=== Request ===
For every line in the data below that contains "Druck", copy the line.

** START Supplied material **

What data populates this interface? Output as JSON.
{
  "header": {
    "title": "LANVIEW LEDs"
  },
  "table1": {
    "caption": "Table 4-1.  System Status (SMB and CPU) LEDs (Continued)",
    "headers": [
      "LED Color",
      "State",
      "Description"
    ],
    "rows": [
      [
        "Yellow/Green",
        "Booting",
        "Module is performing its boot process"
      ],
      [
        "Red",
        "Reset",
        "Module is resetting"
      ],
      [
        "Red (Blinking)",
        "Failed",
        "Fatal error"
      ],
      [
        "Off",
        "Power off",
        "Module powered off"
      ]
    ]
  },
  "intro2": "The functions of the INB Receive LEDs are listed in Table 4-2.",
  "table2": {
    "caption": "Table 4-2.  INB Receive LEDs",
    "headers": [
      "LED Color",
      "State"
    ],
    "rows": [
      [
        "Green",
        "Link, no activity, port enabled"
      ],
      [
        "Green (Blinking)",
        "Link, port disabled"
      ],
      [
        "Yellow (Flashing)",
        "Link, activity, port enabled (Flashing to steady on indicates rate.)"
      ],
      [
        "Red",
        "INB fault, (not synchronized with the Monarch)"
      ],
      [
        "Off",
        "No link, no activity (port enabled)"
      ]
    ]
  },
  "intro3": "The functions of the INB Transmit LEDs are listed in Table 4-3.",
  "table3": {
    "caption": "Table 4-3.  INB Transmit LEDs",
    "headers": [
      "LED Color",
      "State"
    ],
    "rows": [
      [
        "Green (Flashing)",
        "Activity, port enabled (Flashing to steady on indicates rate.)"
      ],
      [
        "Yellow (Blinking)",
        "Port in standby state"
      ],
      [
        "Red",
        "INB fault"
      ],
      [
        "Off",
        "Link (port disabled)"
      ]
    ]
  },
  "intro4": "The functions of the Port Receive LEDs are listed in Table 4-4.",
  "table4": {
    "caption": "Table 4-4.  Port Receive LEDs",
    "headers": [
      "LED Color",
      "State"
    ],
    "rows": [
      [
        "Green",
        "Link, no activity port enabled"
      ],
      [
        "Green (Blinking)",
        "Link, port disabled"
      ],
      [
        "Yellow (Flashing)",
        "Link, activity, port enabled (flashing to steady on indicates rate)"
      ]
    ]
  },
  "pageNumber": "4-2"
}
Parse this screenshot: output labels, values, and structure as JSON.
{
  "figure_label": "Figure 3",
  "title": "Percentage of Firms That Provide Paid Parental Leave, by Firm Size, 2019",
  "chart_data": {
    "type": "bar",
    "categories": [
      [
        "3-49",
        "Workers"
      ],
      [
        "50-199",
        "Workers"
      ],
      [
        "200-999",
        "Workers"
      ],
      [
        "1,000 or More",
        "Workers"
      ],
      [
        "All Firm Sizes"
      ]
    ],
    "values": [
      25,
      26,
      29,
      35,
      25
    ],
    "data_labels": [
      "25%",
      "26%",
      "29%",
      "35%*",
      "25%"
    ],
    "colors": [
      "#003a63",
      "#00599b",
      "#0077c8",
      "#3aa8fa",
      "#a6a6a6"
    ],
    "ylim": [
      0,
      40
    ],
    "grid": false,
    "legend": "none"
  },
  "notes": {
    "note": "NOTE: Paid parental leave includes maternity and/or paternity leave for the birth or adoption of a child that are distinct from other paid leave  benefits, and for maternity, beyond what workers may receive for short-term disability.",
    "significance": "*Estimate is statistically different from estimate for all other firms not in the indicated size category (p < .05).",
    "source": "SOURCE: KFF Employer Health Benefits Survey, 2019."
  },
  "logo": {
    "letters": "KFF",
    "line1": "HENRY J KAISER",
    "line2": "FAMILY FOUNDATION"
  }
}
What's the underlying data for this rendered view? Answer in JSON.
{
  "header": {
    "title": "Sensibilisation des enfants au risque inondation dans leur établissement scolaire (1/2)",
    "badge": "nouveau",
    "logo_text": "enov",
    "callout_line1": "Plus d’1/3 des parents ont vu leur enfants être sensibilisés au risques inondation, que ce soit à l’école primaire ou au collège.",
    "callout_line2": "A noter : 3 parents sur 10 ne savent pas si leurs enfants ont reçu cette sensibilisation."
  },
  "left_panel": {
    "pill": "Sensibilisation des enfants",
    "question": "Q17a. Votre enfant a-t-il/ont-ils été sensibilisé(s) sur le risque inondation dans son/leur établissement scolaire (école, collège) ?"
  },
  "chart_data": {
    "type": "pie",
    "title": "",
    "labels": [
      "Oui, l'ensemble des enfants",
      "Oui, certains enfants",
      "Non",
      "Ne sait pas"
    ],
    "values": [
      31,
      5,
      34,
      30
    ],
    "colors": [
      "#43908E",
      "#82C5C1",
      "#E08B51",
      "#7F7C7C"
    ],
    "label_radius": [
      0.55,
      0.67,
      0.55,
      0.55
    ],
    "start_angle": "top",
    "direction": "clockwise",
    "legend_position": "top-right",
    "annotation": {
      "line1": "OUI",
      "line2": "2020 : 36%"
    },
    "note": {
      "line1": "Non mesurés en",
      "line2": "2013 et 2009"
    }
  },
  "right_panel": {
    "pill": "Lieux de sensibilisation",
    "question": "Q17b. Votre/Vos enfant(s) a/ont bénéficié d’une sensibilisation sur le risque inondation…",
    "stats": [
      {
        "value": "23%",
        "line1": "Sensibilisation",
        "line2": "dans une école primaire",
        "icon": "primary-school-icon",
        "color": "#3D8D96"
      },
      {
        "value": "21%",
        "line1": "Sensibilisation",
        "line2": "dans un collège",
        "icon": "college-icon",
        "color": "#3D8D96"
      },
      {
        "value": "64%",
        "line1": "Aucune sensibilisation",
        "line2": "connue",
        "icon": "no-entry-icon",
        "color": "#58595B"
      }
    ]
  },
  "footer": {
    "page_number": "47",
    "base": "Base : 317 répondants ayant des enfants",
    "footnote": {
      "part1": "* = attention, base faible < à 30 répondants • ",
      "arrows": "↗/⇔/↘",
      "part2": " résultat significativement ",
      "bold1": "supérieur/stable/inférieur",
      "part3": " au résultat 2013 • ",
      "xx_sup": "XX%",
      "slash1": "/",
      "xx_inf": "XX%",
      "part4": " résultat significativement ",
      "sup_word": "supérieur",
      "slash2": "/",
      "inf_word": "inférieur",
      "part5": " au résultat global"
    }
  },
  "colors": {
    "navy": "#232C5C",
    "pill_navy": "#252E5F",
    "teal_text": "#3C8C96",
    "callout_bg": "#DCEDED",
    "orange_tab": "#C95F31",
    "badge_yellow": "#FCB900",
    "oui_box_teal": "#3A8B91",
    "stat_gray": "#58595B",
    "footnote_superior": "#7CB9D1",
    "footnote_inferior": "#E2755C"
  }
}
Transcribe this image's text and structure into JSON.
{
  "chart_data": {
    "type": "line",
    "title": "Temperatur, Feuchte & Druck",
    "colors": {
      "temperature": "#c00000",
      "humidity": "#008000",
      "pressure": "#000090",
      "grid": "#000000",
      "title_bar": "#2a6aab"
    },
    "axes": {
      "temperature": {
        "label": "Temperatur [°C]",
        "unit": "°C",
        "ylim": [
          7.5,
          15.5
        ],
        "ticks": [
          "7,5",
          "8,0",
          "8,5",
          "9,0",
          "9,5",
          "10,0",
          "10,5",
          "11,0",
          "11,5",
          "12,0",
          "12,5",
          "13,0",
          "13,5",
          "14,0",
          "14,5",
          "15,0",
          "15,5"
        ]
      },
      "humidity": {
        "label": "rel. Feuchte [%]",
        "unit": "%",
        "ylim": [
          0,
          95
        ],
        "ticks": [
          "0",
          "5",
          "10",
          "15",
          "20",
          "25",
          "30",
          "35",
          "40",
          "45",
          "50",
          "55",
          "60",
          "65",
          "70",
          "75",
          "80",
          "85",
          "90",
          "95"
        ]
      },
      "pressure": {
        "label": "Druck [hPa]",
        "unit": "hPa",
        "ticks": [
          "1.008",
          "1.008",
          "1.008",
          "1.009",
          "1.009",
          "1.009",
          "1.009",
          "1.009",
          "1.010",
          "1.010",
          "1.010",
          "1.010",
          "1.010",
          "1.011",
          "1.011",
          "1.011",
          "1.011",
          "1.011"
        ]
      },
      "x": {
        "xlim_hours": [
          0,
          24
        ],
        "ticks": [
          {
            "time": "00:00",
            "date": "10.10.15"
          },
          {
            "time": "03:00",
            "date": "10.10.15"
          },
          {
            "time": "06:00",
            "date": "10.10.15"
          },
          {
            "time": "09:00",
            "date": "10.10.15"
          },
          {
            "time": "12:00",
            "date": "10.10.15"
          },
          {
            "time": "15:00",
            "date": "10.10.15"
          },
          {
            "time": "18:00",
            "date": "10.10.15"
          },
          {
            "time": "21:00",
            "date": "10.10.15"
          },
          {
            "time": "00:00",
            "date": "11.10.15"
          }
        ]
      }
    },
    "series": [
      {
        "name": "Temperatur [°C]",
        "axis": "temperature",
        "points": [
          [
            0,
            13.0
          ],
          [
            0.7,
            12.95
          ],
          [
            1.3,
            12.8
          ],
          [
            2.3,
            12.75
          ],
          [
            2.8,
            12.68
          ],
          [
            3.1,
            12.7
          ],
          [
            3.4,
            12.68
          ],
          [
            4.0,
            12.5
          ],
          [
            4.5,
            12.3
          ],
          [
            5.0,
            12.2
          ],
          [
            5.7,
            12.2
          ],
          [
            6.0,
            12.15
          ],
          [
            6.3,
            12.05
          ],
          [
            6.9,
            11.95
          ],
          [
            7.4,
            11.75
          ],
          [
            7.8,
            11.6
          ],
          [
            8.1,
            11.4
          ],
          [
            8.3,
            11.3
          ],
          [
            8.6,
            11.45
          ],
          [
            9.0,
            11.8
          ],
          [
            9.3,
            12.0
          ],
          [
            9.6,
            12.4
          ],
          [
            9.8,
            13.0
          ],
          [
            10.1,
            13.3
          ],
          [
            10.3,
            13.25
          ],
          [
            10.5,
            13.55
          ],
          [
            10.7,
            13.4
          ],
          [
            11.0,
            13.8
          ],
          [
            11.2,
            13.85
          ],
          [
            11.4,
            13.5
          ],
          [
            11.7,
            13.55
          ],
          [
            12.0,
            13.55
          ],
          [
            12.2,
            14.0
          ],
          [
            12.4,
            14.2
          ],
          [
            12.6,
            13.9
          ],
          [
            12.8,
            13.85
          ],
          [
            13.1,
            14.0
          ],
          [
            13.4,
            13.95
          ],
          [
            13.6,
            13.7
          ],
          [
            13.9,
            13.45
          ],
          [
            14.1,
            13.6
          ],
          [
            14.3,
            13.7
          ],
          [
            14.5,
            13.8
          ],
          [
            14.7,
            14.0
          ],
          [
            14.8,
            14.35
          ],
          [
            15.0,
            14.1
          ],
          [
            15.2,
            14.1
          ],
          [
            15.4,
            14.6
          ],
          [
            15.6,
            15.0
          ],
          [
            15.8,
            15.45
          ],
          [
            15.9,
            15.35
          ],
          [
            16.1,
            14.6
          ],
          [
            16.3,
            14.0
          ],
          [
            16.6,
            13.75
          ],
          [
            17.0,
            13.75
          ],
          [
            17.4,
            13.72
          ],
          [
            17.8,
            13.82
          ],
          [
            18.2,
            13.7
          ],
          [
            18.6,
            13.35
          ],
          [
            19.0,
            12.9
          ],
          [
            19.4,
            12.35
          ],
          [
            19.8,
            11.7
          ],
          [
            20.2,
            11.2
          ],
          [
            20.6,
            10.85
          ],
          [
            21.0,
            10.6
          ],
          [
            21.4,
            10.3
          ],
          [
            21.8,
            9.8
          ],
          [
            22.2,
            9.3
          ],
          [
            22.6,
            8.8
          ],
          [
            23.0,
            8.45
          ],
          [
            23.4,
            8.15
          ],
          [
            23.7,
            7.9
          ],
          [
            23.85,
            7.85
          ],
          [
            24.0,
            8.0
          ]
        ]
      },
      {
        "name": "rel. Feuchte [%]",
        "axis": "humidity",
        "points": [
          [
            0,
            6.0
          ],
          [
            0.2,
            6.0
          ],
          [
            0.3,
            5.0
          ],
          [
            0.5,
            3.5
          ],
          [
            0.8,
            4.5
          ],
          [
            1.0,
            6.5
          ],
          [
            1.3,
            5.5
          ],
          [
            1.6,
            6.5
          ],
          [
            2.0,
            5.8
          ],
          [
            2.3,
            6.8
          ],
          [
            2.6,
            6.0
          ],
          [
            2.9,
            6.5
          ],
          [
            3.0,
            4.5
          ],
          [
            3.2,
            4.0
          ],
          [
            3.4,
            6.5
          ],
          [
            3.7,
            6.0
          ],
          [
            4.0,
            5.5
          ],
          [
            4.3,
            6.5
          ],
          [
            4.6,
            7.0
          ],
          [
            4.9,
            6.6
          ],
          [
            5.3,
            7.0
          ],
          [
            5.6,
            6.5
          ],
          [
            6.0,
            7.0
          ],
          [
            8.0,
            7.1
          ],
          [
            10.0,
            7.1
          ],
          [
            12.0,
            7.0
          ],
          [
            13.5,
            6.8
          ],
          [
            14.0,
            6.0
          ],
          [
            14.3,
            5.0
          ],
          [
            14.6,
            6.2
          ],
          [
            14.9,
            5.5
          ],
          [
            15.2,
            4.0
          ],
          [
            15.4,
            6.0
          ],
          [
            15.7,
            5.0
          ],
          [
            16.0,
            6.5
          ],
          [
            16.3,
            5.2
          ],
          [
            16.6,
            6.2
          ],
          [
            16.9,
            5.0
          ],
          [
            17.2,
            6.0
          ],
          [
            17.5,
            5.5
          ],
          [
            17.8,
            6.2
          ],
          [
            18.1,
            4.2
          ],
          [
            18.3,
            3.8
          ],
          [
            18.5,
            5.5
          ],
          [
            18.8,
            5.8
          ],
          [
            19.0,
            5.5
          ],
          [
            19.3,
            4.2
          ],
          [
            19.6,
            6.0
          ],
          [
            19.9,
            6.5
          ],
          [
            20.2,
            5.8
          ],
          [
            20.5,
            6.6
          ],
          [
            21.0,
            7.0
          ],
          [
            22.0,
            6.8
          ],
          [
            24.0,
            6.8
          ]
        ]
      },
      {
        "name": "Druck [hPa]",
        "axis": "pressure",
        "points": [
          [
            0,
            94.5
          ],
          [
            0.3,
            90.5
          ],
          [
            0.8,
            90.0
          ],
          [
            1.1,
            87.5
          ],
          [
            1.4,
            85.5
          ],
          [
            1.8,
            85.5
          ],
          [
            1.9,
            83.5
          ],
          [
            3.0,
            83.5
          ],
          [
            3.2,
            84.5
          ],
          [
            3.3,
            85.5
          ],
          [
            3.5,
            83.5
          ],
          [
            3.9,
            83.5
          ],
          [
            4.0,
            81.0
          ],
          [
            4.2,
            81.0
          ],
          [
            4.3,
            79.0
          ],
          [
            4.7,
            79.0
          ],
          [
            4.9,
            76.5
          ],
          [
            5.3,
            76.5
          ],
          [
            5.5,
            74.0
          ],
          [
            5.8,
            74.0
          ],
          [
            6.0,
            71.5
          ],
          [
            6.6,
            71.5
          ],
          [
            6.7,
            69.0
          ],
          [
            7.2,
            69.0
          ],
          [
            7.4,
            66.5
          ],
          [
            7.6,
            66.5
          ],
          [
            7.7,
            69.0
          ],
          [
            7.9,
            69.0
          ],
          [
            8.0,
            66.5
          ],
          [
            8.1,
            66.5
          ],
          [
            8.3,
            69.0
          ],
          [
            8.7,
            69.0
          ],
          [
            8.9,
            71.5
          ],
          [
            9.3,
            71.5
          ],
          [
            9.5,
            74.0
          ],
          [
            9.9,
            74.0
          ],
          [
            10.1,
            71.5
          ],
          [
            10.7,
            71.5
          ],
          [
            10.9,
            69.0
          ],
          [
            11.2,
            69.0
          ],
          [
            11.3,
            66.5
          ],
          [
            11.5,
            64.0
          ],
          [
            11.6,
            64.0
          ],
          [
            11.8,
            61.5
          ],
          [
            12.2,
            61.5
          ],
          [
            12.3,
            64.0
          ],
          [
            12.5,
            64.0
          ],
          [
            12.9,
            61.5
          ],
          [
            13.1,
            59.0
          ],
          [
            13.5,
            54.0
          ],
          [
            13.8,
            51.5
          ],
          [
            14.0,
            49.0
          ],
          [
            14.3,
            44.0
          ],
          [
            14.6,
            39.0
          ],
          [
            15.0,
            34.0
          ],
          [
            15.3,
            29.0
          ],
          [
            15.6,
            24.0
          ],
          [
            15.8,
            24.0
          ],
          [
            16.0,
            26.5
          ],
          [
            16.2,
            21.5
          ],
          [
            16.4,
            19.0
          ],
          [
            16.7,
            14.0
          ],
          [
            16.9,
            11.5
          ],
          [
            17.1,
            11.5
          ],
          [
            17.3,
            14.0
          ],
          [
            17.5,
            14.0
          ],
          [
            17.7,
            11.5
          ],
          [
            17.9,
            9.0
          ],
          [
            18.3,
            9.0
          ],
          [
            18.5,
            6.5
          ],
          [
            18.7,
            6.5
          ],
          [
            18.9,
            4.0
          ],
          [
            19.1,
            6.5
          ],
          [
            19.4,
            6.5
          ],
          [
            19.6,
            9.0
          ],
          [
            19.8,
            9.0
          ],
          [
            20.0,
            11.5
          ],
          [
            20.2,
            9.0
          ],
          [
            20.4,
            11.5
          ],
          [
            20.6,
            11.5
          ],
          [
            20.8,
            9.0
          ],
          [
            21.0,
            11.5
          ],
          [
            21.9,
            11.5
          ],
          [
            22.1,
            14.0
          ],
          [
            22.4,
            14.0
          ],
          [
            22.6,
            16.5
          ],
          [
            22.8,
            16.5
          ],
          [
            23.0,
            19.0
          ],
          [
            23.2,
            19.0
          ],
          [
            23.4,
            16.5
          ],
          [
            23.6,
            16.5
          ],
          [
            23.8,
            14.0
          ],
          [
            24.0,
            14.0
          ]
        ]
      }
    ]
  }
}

** END Supplied material **

=== Output for this task ===
    "title": "Temperatur, Feuchte & Druck",
        "label": "Druck [hPa]",
        "name": "Druck [hPa]",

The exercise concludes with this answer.